__What this task involves__:
Write out all the entries word for word, but skip any images.

Entries from a visual dataset:
━━━━

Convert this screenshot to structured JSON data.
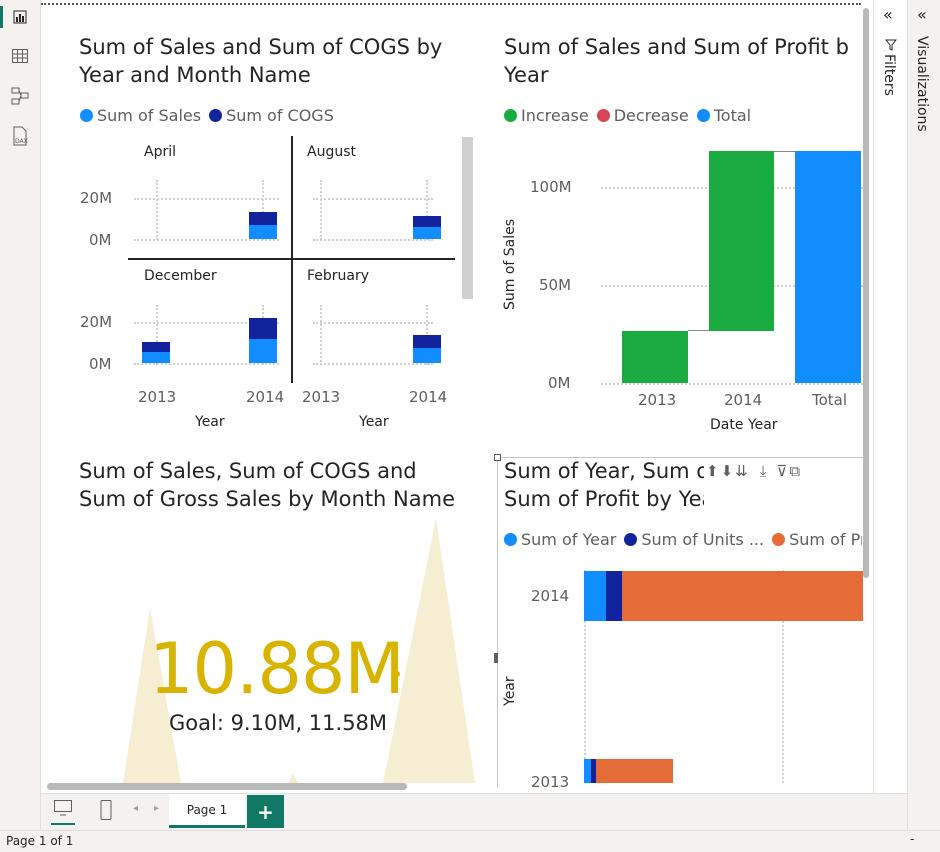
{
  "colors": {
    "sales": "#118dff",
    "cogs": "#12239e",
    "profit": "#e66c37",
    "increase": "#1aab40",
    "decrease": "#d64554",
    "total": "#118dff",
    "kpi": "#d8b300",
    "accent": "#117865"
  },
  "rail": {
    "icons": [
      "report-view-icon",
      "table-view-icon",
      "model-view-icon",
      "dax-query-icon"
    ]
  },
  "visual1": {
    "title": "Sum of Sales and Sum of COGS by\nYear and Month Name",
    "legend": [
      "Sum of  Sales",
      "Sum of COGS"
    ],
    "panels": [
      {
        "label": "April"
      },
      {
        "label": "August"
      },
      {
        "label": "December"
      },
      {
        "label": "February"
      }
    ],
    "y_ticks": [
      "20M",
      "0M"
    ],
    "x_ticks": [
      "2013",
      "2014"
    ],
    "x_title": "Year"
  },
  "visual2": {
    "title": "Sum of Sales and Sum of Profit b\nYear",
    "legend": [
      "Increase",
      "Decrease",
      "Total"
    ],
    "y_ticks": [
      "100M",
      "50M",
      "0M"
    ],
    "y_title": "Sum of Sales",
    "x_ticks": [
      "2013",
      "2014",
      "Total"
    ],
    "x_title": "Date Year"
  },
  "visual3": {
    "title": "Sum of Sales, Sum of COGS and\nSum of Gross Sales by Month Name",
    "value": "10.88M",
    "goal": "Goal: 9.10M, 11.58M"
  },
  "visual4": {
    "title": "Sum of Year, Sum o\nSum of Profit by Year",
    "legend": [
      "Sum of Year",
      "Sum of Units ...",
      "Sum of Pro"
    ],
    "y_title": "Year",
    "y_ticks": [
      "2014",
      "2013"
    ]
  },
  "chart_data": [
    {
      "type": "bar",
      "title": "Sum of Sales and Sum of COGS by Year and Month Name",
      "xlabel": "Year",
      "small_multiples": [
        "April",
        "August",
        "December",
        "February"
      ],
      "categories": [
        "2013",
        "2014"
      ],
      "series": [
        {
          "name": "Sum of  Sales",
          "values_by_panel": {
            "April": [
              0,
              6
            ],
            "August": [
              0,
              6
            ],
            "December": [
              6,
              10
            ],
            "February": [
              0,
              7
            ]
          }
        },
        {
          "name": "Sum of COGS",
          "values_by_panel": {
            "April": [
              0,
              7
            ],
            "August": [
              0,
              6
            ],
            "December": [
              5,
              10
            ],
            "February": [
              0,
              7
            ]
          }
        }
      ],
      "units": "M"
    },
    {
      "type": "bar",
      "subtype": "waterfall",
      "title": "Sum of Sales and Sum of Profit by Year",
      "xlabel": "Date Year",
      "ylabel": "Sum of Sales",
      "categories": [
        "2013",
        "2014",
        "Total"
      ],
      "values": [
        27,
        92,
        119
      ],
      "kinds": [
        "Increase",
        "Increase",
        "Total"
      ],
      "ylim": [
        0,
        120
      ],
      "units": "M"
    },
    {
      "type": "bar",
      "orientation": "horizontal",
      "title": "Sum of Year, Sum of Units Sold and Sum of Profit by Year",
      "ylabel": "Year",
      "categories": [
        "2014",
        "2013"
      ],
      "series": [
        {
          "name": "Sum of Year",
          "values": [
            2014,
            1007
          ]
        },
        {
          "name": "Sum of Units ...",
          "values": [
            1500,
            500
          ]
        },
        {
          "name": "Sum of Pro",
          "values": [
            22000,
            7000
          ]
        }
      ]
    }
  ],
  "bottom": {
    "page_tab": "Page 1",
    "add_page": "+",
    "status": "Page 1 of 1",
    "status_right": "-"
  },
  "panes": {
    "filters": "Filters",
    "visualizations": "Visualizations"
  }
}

━━━━

__Task output__:
Convert this screenshot to structured JSON data.
{
  "colors": {
    "sales": "#118dff",
    "cogs": "#12239e",
    "profit": "#e66c37",
    "increase": "#1aab40",
    "decrease": "#d64554",
    "total": "#118dff",
    "kpi": "#d8b300",
    "accent": "#117865"
  },
  "rail": {
    "icons": [
      "report-view-icon",
      "table-view-icon",
      "model-view-icon",
      "dax-query-icon"
    ]
  },
  "visual1": {
    "title": "Sum of Sales and Sum of COGS by\nYear and Month Name",
    "legend": [
      "Sum of  Sales",
      "Sum of COGS"
    ],
    "panels": [
      {
        "label": "April"
      },
      {
        "label": "August"
      },
      {
        "label": "December"
      },
      {
        "label": "February"
      }
    ],
    "y_ticks": [
      "20M",
      "0M"
    ],
    "x_ticks": [
      "2013",
      "2014"
    ],
    "x_title": "Year"
  },
  "visual2": {
    "title": "Sum of Sales and Sum of Profit b\nYear",
    "legend": [
      "Increase",
      "Decrease",
      "Total"
    ],
    "y_ticks": [
      "100M",
      "50M",
      "0M"
    ],
    "y_title": "Sum of Sales",
    "x_ticks": [
      "2013",
      "2014",
      "Total"
    ],
    "x_title": "Date Year"
  },
  "visual3": {
    "title": "Sum of Sales, Sum of COGS and\nSum of Gross Sales by Month Name",
    "value": "10.88M",
    "goal": "Goal: 9.10M, 11.58M"
  },
  "visual4": {
    "title": "Sum of Year, Sum o\nSum of Profit by Year",
    "legend": [
      "Sum of Year",
      "Sum of Units ...",
      "Sum of Pro"
    ],
    "y_title": "Year",
    "y_ticks": [
      "2014",
      "2013"
    ]
  },
  "chart_data": [
    {
      "type": "bar",
      "title": "Sum of Sales and Sum of COGS by Year and Month Name",
      "xlabel": "Year",
      "small_multiples": [
        "April",
        "August",
        "December",
        "February"
      ],
      "categories": [
        "2013",
        "2014"
      ],
      "series": [
        {
          "name": "Sum of  Sales",
          "values_by_panel": {
            "April": [
              0,
              6
            ],
            "August": [
              0,
              6
            ],
            "December": [
              6,
              10
            ],
            "February": [
              0,
              7
            ]
          }
        },
        {
          "name": "Sum of COGS",
          "values_by_panel": {
            "April": [
              0,
              7
            ],
            "August": [
              0,
              6
            ],
            "December": [
              5,
              10
            ],
            "February": [
              0,
              7
            ]
          }
        }
      ],
      "units": "M"
    },
    {
      "type": "bar",
      "subtype": "waterfall",
      "title": "Sum of Sales and Sum of Profit by Year",
      "xlabel": "Date Year",
      "ylabel": "Sum of Sales",
      "categories": [
        "2013",
        "2014",
        "Total"
      ],
      "values": [
        27,
        92,
        119
      ],
      "kinds": [
        "Increase",
        "Increase",
        "Total"
      ],
      "ylim": [
        0,
        120
      ],
      "units": "M"
    },
    {
      "type": "bar",
      "orientation": "horizontal",
      "title": "Sum of Year, Sum of Units Sold and Sum of Profit by Year",
      "ylabel": "Year",
      "categories": [
        "2014",
        "2013"
      ],
      "series": [
        {
          "name": "Sum of Year",
          "values": [
            2014,
            1007
          ]
        },
        {
          "name": "Sum of Units ...",
          "values": [
            1500,
            500
          ]
        },
        {
          "name": "Sum of Pro",
          "values": [
            22000,
            7000
          ]
        }
      ]
    }
  ],
  "bottom": {
    "page_tab": "Page 1",
    "add_page": "+",
    "status": "Page 1 of 1",
    "status_right": "-"
  },
  "panes": {
    "filters": "Filters",
    "visualizations": "Visualizations"
  }
}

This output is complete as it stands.